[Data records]
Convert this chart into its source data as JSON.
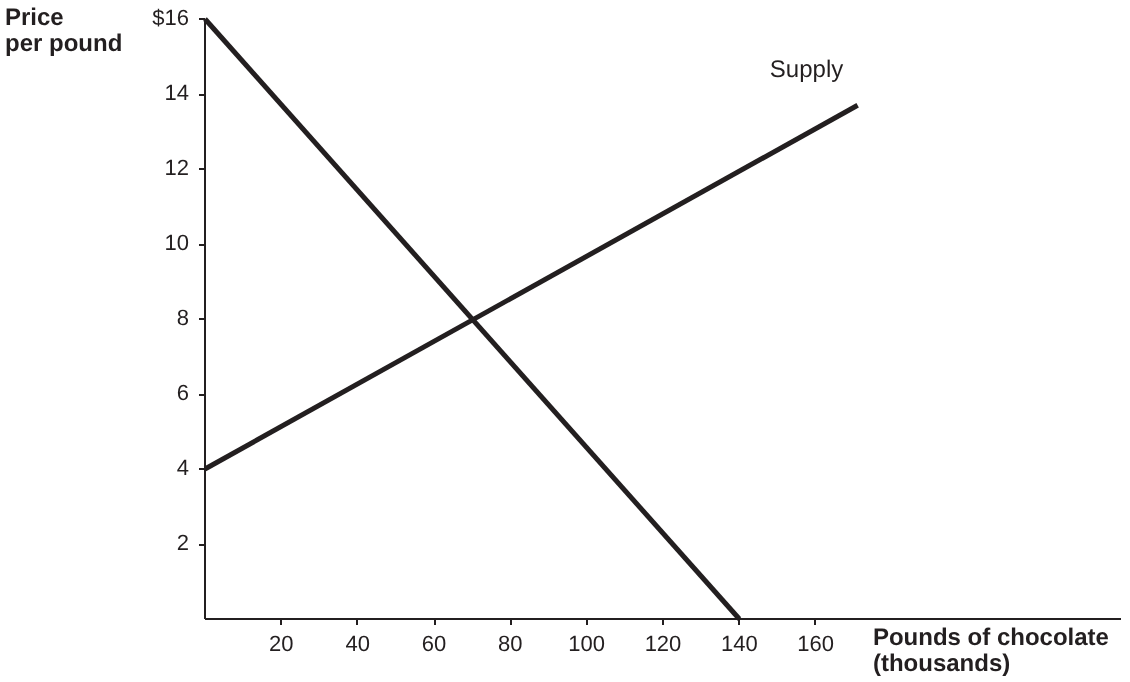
{
  "chart_data": {
    "type": "line",
    "xlabel": "Pounds of chocolate\n(thousands)",
    "ylabel": "Price\nper pound",
    "series": [
      {
        "name": "Supply",
        "color": "#231f20",
        "x": [
          0,
          171
        ],
        "values": [
          4,
          13.7
        ]
      },
      {
        "color": "#231f20",
        "x": [
          0,
          140
        ],
        "values": [
          16,
          0
        ]
      }
    ],
    "xlim": [
      0,
      240
    ],
    "ylim": [
      0,
      16
    ],
    "xticks": [
      20,
      40,
      60,
      80,
      100,
      120,
      140,
      160
    ],
    "yticks": [
      2,
      4,
      6,
      8,
      10,
      12,
      14,
      {
        "value": 16,
        "label": "$16"
      }
    ],
    "grid": false,
    "legend": false,
    "marker": "none",
    "line_style": "solid"
  }
}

→ Short task:
Reproduce each line exactly as it appears, omitting the pictures.

→ Answer for this exercise:
Convert this chart into its source data as JSON.
{
  "chart_data": {
    "type": "line",
    "xlabel": "Pounds of chocolate\n(thousands)",
    "ylabel": "Price\nper pound",
    "series": [
      {
        "name": "Supply",
        "color": "#231f20",
        "x": [
          0,
          171
        ],
        "values": [
          4,
          13.7
        ]
      },
      {
        "color": "#231f20",
        "x": [
          0,
          140
        ],
        "values": [
          16,
          0
        ]
      }
    ],
    "xlim": [
      0,
      240
    ],
    "ylim": [
      0,
      16
    ],
    "xticks": [
      20,
      40,
      60,
      80,
      100,
      120,
      140,
      160
    ],
    "yticks": [
      2,
      4,
      6,
      8,
      10,
      12,
      14,
      {
        "value": 16,
        "label": "$16"
      }
    ],
    "grid": false,
    "legend": false,
    "marker": "none",
    "line_style": "solid"
  }
}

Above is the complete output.